> _Work to be completed_:
Your task is to transcribe all of the data below exactly, omitting the images.

> _Dataset_:
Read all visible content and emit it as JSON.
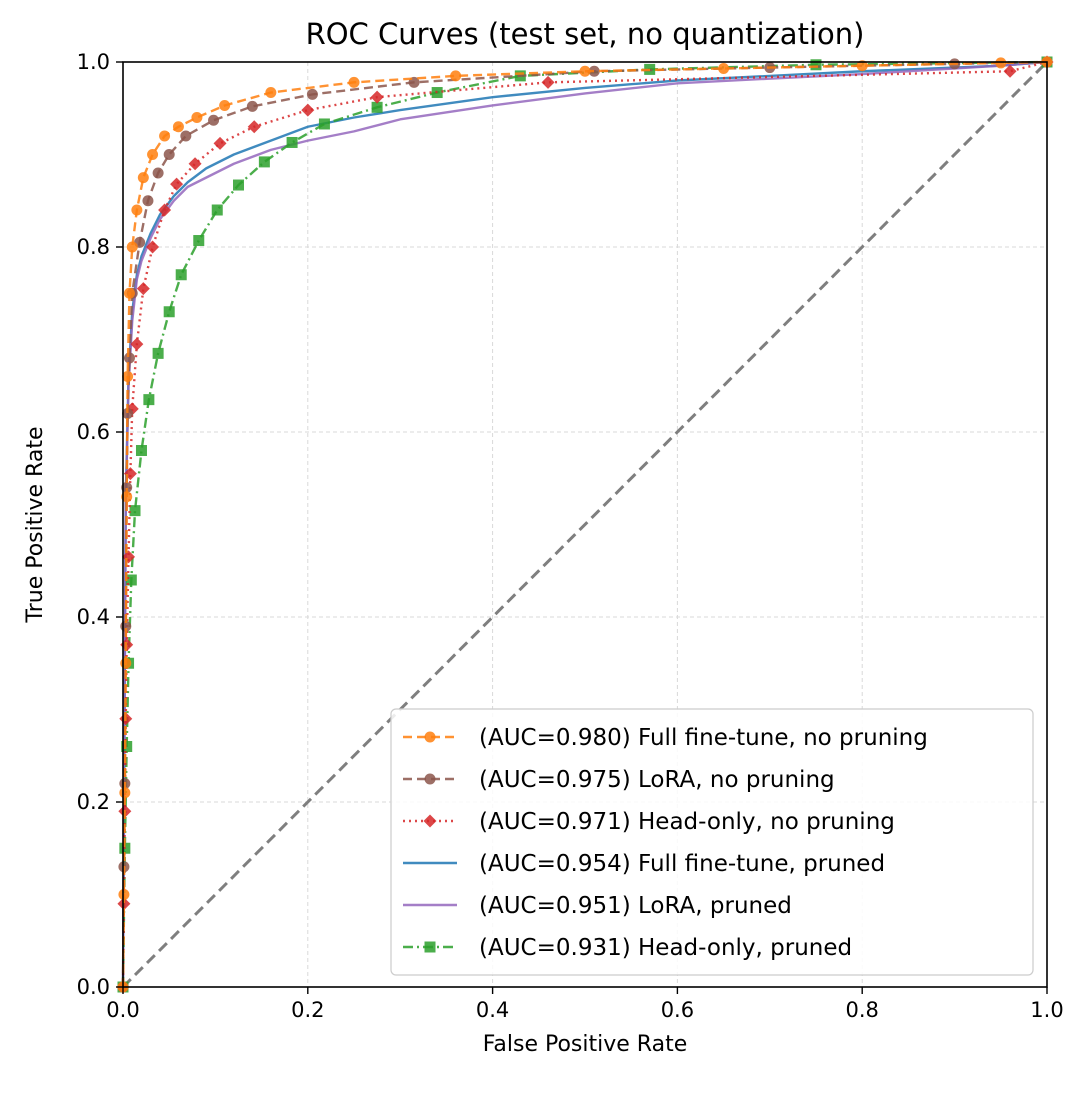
{
  "chart_data": {
    "type": "line",
    "title": "ROC Curves (test set, no quantization)",
    "xlabel": "False Positive Rate",
    "ylabel": "True Positive Rate",
    "xlim": [
      0,
      1
    ],
    "ylim": [
      0,
      1
    ],
    "xticks": [
      "0.0",
      "0.2",
      "0.4",
      "0.6",
      "0.8",
      "1.0"
    ],
    "yticks": [
      "0.0",
      "0.2",
      "0.4",
      "0.6",
      "0.8",
      "1.0"
    ],
    "grid": true,
    "legend_position": "lower-right",
    "reference_line": {
      "x": [
        0,
        1
      ],
      "y": [
        0,
        1
      ],
      "color": "#7f7f7f",
      "style": "dashed"
    },
    "series": [
      {
        "name": "(AUC=0.980) Full fine-tune, no pruning",
        "color": "#ff7f0e",
        "line_style": "dashed",
        "marker": "circle",
        "x": [
          0,
          0.001,
          0.002,
          0.003,
          0.004,
          0.005,
          0.007,
          0.01,
          0.015,
          0.022,
          0.032,
          0.045,
          0.06,
          0.08,
          0.11,
          0.16,
          0.25,
          0.36,
          0.5,
          0.65,
          0.8,
          0.95,
          1.0
        ],
        "y": [
          0,
          0.1,
          0.21,
          0.35,
          0.53,
          0.66,
          0.75,
          0.8,
          0.84,
          0.875,
          0.9,
          0.92,
          0.93,
          0.94,
          0.953,
          0.967,
          0.978,
          0.985,
          0.99,
          0.993,
          0.996,
          0.999,
          1.0
        ]
      },
      {
        "name": "(AUC=0.975) LoRA, no pruning",
        "color": "#8c564b",
        "line_style": "dashed",
        "marker": "circle",
        "x": [
          0,
          0.001,
          0.002,
          0.003,
          0.004,
          0.005,
          0.007,
          0.01,
          0.018,
          0.027,
          0.038,
          0.05,
          0.068,
          0.098,
          0.14,
          0.205,
          0.315,
          0.51,
          0.7,
          0.9,
          1.0
        ],
        "y": [
          0,
          0.13,
          0.22,
          0.39,
          0.54,
          0.62,
          0.68,
          0.75,
          0.805,
          0.85,
          0.88,
          0.9,
          0.92,
          0.937,
          0.952,
          0.965,
          0.978,
          0.99,
          0.994,
          0.998,
          1.0
        ]
      },
      {
        "name": "(AUC=0.971) Head-only, no pruning",
        "color": "#d62728",
        "line_style": "dotted",
        "marker": "diamond",
        "x": [
          0,
          0.001,
          0.002,
          0.003,
          0.004,
          0.006,
          0.008,
          0.01,
          0.015,
          0.022,
          0.032,
          0.045,
          0.058,
          0.078,
          0.105,
          0.142,
          0.2,
          0.275,
          0.46,
          0.96,
          1.0
        ],
        "y": [
          0,
          0.09,
          0.19,
          0.29,
          0.37,
          0.465,
          0.555,
          0.625,
          0.695,
          0.755,
          0.8,
          0.84,
          0.868,
          0.89,
          0.912,
          0.93,
          0.948,
          0.962,
          0.978,
          0.99,
          1.0
        ]
      },
      {
        "name": "(AUC=0.954) Full fine-tune, pruned",
        "color": "#1f77b4",
        "line_style": "solid",
        "marker": "none",
        "x": [
          0,
          0.003,
          0.006,
          0.01,
          0.015,
          0.02,
          0.03,
          0.04,
          0.055,
          0.07,
          0.09,
          0.12,
          0.16,
          0.2,
          0.25,
          0.3,
          0.4,
          0.5,
          0.6,
          0.8,
          0.95,
          1.0
        ],
        "y": [
          0,
          0.53,
          0.66,
          0.73,
          0.77,
          0.79,
          0.815,
          0.835,
          0.855,
          0.87,
          0.885,
          0.9,
          0.915,
          0.93,
          0.94,
          0.948,
          0.962,
          0.972,
          0.98,
          0.99,
          0.996,
          1.0
        ]
      },
      {
        "name": "(AUC=0.951) LoRA, pruned",
        "color": "#9467bd",
        "line_style": "solid",
        "marker": "none",
        "x": [
          0,
          0.003,
          0.006,
          0.01,
          0.015,
          0.02,
          0.03,
          0.04,
          0.055,
          0.07,
          0.09,
          0.12,
          0.16,
          0.2,
          0.25,
          0.3,
          0.4,
          0.5,
          0.6,
          0.8,
          0.95,
          1.0
        ],
        "y": [
          0,
          0.52,
          0.65,
          0.72,
          0.765,
          0.785,
          0.81,
          0.83,
          0.85,
          0.865,
          0.875,
          0.89,
          0.905,
          0.915,
          0.925,
          0.938,
          0.953,
          0.966,
          0.977,
          0.987,
          0.996,
          1.0
        ]
      },
      {
        "name": "(AUC=0.931) Head-only, pruned",
        "color": "#2ca02c",
        "line_style": "dashdot",
        "marker": "square",
        "x": [
          0,
          0.002,
          0.004,
          0.006,
          0.009,
          0.013,
          0.02,
          0.028,
          0.038,
          0.05,
          0.063,
          0.082,
          0.102,
          0.125,
          0.153,
          0.183,
          0.218,
          0.275,
          0.34,
          0.43,
          0.57,
          0.75,
          1.0
        ],
        "y": [
          0,
          0.15,
          0.26,
          0.35,
          0.44,
          0.515,
          0.58,
          0.635,
          0.685,
          0.73,
          0.77,
          0.807,
          0.84,
          0.867,
          0.892,
          0.913,
          0.933,
          0.951,
          0.967,
          0.985,
          0.992,
          0.997,
          1.0
        ]
      }
    ]
  }
}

> _Complete response_:
Read all visible content and emit it as JSON.
{
  "chart_data": {
    "type": "line",
    "title": "ROC Curves (test set, no quantization)",
    "xlabel": "False Positive Rate",
    "ylabel": "True Positive Rate",
    "xlim": [
      0,
      1
    ],
    "ylim": [
      0,
      1
    ],
    "xticks": [
      "0.0",
      "0.2",
      "0.4",
      "0.6",
      "0.8",
      "1.0"
    ],
    "yticks": [
      "0.0",
      "0.2",
      "0.4",
      "0.6",
      "0.8",
      "1.0"
    ],
    "grid": true,
    "legend_position": "lower-right",
    "reference_line": {
      "x": [
        0,
        1
      ],
      "y": [
        0,
        1
      ],
      "color": "#7f7f7f",
      "style": "dashed"
    },
    "series": [
      {
        "name": "(AUC=0.980) Full fine-tune, no pruning",
        "color": "#ff7f0e",
        "line_style": "dashed",
        "marker": "circle",
        "x": [
          0,
          0.001,
          0.002,
          0.003,
          0.004,
          0.005,
          0.007,
          0.01,
          0.015,
          0.022,
          0.032,
          0.045,
          0.06,
          0.08,
          0.11,
          0.16,
          0.25,
          0.36,
          0.5,
          0.65,
          0.8,
          0.95,
          1.0
        ],
        "y": [
          0,
          0.1,
          0.21,
          0.35,
          0.53,
          0.66,
          0.75,
          0.8,
          0.84,
          0.875,
          0.9,
          0.92,
          0.93,
          0.94,
          0.953,
          0.967,
          0.978,
          0.985,
          0.99,
          0.993,
          0.996,
          0.999,
          1.0
        ]
      },
      {
        "name": "(AUC=0.975) LoRA, no pruning",
        "color": "#8c564b",
        "line_style": "dashed",
        "marker": "circle",
        "x": [
          0,
          0.001,
          0.002,
          0.003,
          0.004,
          0.005,
          0.007,
          0.01,
          0.018,
          0.027,
          0.038,
          0.05,
          0.068,
          0.098,
          0.14,
          0.205,
          0.315,
          0.51,
          0.7,
          0.9,
          1.0
        ],
        "y": [
          0,
          0.13,
          0.22,
          0.39,
          0.54,
          0.62,
          0.68,
          0.75,
          0.805,
          0.85,
          0.88,
          0.9,
          0.92,
          0.937,
          0.952,
          0.965,
          0.978,
          0.99,
          0.994,
          0.998,
          1.0
        ]
      },
      {
        "name": "(AUC=0.971) Head-only, no pruning",
        "color": "#d62728",
        "line_style": "dotted",
        "marker": "diamond",
        "x": [
          0,
          0.001,
          0.002,
          0.003,
          0.004,
          0.006,
          0.008,
          0.01,
          0.015,
          0.022,
          0.032,
          0.045,
          0.058,
          0.078,
          0.105,
          0.142,
          0.2,
          0.275,
          0.46,
          0.96,
          1.0
        ],
        "y": [
          0,
          0.09,
          0.19,
          0.29,
          0.37,
          0.465,
          0.555,
          0.625,
          0.695,
          0.755,
          0.8,
          0.84,
          0.868,
          0.89,
          0.912,
          0.93,
          0.948,
          0.962,
          0.978,
          0.99,
          1.0
        ]
      },
      {
        "name": "(AUC=0.954) Full fine-tune, pruned",
        "color": "#1f77b4",
        "line_style": "solid",
        "marker": "none",
        "x": [
          0,
          0.003,
          0.006,
          0.01,
          0.015,
          0.02,
          0.03,
          0.04,
          0.055,
          0.07,
          0.09,
          0.12,
          0.16,
          0.2,
          0.25,
          0.3,
          0.4,
          0.5,
          0.6,
          0.8,
          0.95,
          1.0
        ],
        "y": [
          0,
          0.53,
          0.66,
          0.73,
          0.77,
          0.79,
          0.815,
          0.835,
          0.855,
          0.87,
          0.885,
          0.9,
          0.915,
          0.93,
          0.94,
          0.948,
          0.962,
          0.972,
          0.98,
          0.99,
          0.996,
          1.0
        ]
      },
      {
        "name": "(AUC=0.951) LoRA, pruned",
        "color": "#9467bd",
        "line_style": "solid",
        "marker": "none",
        "x": [
          0,
          0.003,
          0.006,
          0.01,
          0.015,
          0.02,
          0.03,
          0.04,
          0.055,
          0.07,
          0.09,
          0.12,
          0.16,
          0.2,
          0.25,
          0.3,
          0.4,
          0.5,
          0.6,
          0.8,
          0.95,
          1.0
        ],
        "y": [
          0,
          0.52,
          0.65,
          0.72,
          0.765,
          0.785,
          0.81,
          0.83,
          0.85,
          0.865,
          0.875,
          0.89,
          0.905,
          0.915,
          0.925,
          0.938,
          0.953,
          0.966,
          0.977,
          0.987,
          0.996,
          1.0
        ]
      },
      {
        "name": "(AUC=0.931) Head-only, pruned",
        "color": "#2ca02c",
        "line_style": "dashdot",
        "marker": "square",
        "x": [
          0,
          0.002,
          0.004,
          0.006,
          0.009,
          0.013,
          0.02,
          0.028,
          0.038,
          0.05,
          0.063,
          0.082,
          0.102,
          0.125,
          0.153,
          0.183,
          0.218,
          0.275,
          0.34,
          0.43,
          0.57,
          0.75,
          1.0
        ],
        "y": [
          0,
          0.15,
          0.26,
          0.35,
          0.44,
          0.515,
          0.58,
          0.635,
          0.685,
          0.73,
          0.77,
          0.807,
          0.84,
          0.867,
          0.892,
          0.913,
          0.933,
          0.951,
          0.967,
          0.985,
          0.992,
          0.997,
          1.0
        ]
      }
    ]
  }
}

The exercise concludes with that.